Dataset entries
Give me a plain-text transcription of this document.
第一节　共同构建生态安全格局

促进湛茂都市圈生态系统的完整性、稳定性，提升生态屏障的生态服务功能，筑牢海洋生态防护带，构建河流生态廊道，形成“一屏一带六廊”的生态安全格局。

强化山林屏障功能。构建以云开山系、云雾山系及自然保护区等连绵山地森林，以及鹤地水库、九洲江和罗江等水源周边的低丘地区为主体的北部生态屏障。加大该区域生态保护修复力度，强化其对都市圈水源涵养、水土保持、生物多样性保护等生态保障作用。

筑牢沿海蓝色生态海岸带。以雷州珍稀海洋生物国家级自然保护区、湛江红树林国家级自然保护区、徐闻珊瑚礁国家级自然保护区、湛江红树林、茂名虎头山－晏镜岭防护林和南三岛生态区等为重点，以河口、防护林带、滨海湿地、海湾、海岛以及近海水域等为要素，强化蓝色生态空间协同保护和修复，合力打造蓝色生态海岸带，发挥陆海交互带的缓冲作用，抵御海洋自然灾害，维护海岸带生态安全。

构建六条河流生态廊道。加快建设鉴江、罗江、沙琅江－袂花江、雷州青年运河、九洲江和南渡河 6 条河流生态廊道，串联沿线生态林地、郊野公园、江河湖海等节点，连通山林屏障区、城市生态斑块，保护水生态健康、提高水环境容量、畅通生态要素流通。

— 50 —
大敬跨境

DIRECTIONS FOR THIS TASK:
Copy the material above back out, exactly as written.

THE REPLY:
Give me a plain-text transcription of this document.
第一节　共同构建生态安全格局

促进湛茂都市圈生态系统的完整性、稳定性，提升生态屏障的生态服务功能，筑牢海洋生态防护带，构建河流生态廊道，形成“一屏一带六廊”的生态安全格局。

强化山林屏障功能。构建以云开山系、云雾山系及自然保护区等连绵山地森林，以及鹤地水库、九洲江和罗江等水源周边的低丘地区为主体的北部生态屏障。加大该区域生态保护修复力度，强化其对都市圈水源涵养、水土保持、生物多样性保护等生态保障作用。

筑牢沿海蓝色生态海岸带。以雷州珍稀海洋生物国家级自然保护区、湛江红树林国家级自然保护区、徐闻珊瑚礁国家级自然保护区、湛江红树林、茂名虎头山－晏镜岭防护林和南三岛生态区等为重点，以河口、防护林带、滨海湿地、海湾、海岛以及近海水域等为要素，强化蓝色生态空间协同保护和修复，合力打造蓝色生态海岸带，发挥陆海交互带的缓冲作用，抵御海洋自然灾害，维护海岸带生态安全。

构建六条河流生态廊道。加快建设鉴江、罗江、沙琅江－袂花江、雷州青年运河、九洲江和南渡河 6 条河流生态廊道，串联沿线生态林地、郊野公园、江河湖海等节点，连通山林屏障区、城市生态斑块，保护水生态健康、提高水环境容量、畅通生态要素流通。

— 50 —
大敬跨境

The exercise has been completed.